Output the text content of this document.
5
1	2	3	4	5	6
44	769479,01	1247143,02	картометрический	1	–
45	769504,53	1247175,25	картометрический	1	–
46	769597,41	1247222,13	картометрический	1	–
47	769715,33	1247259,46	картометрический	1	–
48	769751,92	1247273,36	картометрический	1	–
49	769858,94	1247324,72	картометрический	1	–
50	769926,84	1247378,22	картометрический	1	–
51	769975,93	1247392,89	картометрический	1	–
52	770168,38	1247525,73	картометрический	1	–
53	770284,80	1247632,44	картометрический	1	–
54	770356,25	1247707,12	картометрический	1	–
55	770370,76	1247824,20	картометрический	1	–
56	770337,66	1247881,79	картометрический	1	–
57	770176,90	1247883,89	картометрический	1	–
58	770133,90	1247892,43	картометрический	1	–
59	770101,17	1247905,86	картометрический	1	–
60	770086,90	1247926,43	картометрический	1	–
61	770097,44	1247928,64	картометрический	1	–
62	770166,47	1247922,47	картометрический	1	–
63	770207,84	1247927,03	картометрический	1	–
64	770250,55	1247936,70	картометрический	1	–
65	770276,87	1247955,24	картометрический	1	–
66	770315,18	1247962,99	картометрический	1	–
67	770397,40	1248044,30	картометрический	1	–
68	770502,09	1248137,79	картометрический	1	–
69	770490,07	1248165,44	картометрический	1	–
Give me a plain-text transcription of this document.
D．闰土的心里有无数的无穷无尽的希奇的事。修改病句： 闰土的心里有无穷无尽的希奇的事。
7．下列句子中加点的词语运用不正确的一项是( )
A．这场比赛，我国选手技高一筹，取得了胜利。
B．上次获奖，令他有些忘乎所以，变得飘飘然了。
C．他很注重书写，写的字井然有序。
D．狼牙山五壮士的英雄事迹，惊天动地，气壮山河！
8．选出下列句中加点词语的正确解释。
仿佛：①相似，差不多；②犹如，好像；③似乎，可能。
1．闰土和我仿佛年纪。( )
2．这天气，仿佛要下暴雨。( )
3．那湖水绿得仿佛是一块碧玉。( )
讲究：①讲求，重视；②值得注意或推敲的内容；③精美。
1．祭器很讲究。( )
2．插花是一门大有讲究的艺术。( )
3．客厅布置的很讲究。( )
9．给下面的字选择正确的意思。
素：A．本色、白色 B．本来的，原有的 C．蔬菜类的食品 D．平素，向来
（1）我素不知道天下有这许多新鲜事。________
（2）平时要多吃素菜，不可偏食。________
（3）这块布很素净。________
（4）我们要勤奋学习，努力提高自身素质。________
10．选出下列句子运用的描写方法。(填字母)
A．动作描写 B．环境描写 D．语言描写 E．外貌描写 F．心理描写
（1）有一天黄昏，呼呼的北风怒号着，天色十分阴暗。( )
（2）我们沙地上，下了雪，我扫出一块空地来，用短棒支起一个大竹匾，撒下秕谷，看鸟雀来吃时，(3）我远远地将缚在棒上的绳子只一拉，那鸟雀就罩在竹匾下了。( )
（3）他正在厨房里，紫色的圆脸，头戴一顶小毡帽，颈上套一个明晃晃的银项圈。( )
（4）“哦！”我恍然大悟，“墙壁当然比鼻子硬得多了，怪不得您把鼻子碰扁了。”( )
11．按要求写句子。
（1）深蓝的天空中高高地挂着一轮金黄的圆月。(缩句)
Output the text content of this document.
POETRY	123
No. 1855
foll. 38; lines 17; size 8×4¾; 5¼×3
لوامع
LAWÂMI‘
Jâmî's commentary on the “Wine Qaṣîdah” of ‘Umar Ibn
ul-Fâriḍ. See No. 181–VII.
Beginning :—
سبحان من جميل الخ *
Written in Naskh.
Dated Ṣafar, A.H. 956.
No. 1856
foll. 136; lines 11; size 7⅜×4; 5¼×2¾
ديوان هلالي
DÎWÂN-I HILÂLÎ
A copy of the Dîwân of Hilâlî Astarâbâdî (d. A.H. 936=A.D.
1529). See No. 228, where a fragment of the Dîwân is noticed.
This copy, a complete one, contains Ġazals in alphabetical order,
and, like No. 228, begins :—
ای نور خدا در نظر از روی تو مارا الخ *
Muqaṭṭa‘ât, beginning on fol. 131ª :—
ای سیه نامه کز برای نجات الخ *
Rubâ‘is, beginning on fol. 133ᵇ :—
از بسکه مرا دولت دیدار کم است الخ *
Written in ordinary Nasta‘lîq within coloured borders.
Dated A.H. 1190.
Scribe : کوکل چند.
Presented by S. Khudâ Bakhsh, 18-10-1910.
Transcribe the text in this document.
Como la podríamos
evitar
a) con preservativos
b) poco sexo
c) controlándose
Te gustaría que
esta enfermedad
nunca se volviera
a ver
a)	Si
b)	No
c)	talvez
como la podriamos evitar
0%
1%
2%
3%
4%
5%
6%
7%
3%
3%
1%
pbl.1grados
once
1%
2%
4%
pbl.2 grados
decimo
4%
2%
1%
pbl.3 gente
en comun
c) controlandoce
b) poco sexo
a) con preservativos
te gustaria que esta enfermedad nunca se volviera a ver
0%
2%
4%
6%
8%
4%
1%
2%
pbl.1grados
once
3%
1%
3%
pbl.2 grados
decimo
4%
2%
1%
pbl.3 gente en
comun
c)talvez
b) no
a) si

* * * * *

Copy out every line of the data above, exactly as given.

Task output:
Output the text content of this document.
5
1	2	3	4	5	6
44	769479,01	1247143,02	картометрический	1	–
45	769504,53	1247175,25	картометрический	1	–
46	769597,41	1247222,13	картометрический	1	–
47	769715,33	1247259,46	картометрический	1	–
48	769751,92	1247273,36	картометрический	1	–
49	769858,94	1247324,72	картометрический	1	–
50	769926,84	1247378,22	картометрический	1	–
51	769975,93	1247392,89	картометрический	1	–
52	770168,38	1247525,73	картометрический	1	–
53	770284,80	1247632,44	картометрический	1	–
54	770356,25	1247707,12	картометрический	1	–
55	770370,76	1247824,20	картометрический	1	–
56	770337,66	1247881,79	картометрический	1	–
57	770176,90	1247883,89	картометрический	1	–
58	770133,90	1247892,43	картометрический	1	–
59	770101,17	1247905,86	картометрический	1	–
60	770086,90	1247926,43	картометрический	1	–
61	770097,44	1247928,64	картометрический	1	–
62	770166,47	1247922,47	картометрический	1	–
63	770207,84	1247927,03	картометрический	1	–
64	770250,55	1247936,70	картометрический	1	–
65	770276,87	1247955,24	картометрический	1	–
66	770315,18	1247962,99	картометрический	1	–
67	770397,40	1248044,30	картометрический	1	–
68	770502,09	1248137,79	картометрический	1	–
69	770490,07	1248165,44	картометрический	1	–
Give me a plain-text transcription of this document.
D．闰土的心里有无数的无穷无尽的希奇的事。修改病句： 闰土的心里有无穷无尽的希奇的事。
7．下列句子中加点的词语运用不正确的一项是( )
A．这场比赛，我国选手技高一筹，取得了胜利。
B．上次获奖，令他有些忘乎所以，变得飘飘然了。
C．他很注重书写，写的字井然有序。
D．狼牙山五壮士的英雄事迹，惊天动地，气壮山河！
8．选出下列句中加点词语的正确解释。
仿佛：①相似，差不多；②犹如，好像；③似乎，可能。
1．闰土和我仿佛年纪。( )
2．这天气，仿佛要下暴雨。( )
3．那湖水绿得仿佛是一块碧玉。( )
讲究：①讲求，重视；②值得注意或推敲的内容；③精美。
1．祭器很讲究。( )
2．插花是一门大有讲究的艺术。( )
3．客厅布置的很讲究。( )
9．给下面的字选择正确的意思。
素：A．本色、白色 B．本来的，原有的 C．蔬菜类的食品 D．平素，向来
（1）我素不知道天下有这许多新鲜事。________
（2）平时要多吃素菜，不可偏食。________
（3）这块布很素净。________
（4）我们要勤奋学习，努力提高自身素质。________
10．选出下列句子运用的描写方法。(填字母)
A．动作描写 B．环境描写 D．语言描写 E．外貌描写 F．心理描写
（1）有一天黄昏，呼呼的北风怒号着，天色十分阴暗。( )
（2）我们沙地上，下了雪，我扫出一块空地来，用短棒支起一个大竹匾，撒下秕谷，看鸟雀来吃时，(3）我远远地将缚在棒上的绳子只一拉，那鸟雀就罩在竹匾下了。( )
（3）他正在厨房里，紫色的圆脸，头戴一顶小毡帽，颈上套一个明晃晃的银项圈。( )
（4）“哦！”我恍然大悟，“墙壁当然比鼻子硬得多了，怪不得您把鼻子碰扁了。”( )
11．按要求写句子。
（1）深蓝的天空中高高地挂着一轮金黄的圆月。(缩句)
Output the text content of this document.
POETRY	123
No. 1855
foll. 38; lines 17; size 8×4¾; 5¼×3
لوامع
LAWÂMI‘
Jâmî's commentary on the “Wine Qaṣîdah” of ‘Umar Ibn
ul-Fâriḍ. See No. 181–VII.
Beginning :—
سبحان من جميل الخ *
Written in Naskh.
Dated Ṣafar, A.H. 956.
No. 1856
foll. 136; lines 11; size 7⅜×4; 5¼×2¾
ديوان هلالي
DÎWÂN-I HILÂLÎ
A copy of the Dîwân of Hilâlî Astarâbâdî (d. A.H. 936=A.D.
1529). See No. 228, where a fragment of the Dîwân is noticed.
This copy, a complete one, contains Ġazals in alphabetical order,
and, like No. 228, begins :—
ای نور خدا در نظر از روی تو مارا الخ *
Muqaṭṭa‘ât, beginning on fol. 131ª :—
ای سیه نامه کز برای نجات الخ *
Rubâ‘is, beginning on fol. 133ᵇ :—
از بسکه مرا دولت دیدار کم است الخ *
Written in ordinary Nasta‘lîq within coloured borders.
Dated A.H. 1190.
Scribe : کوکل چند.
Presented by S. Khudâ Bakhsh, 18-10-1910.
Transcribe the text in this document.
Como la podríamos
evitar
a) con preservativos
b) poco sexo
c) controlándose
Te gustaría que
esta enfermedad
nunca se volviera
a ver
a)	Si
b)	No
c)	talvez
como la podriamos evitar
0%
1%
2%
3%
4%
5%
6%
7%
3%
3%
1%
pbl.1grados
once
1%
2%
4%
pbl.2 grados
decimo
4%
2%
1%
pbl.3 gente
en comun
c) controlandoce
b) poco sexo
a) con preservativos
te gustaria que esta enfermedad nunca se volviera a ver
0%
2%
4%
6%
8%
4%
1%
2%
pbl.1grados
once
3%
1%
3%
pbl.2 grados
decimo
4%
2%
1%
pbl.3 gente en
comun
c)talvez
b) no
a) si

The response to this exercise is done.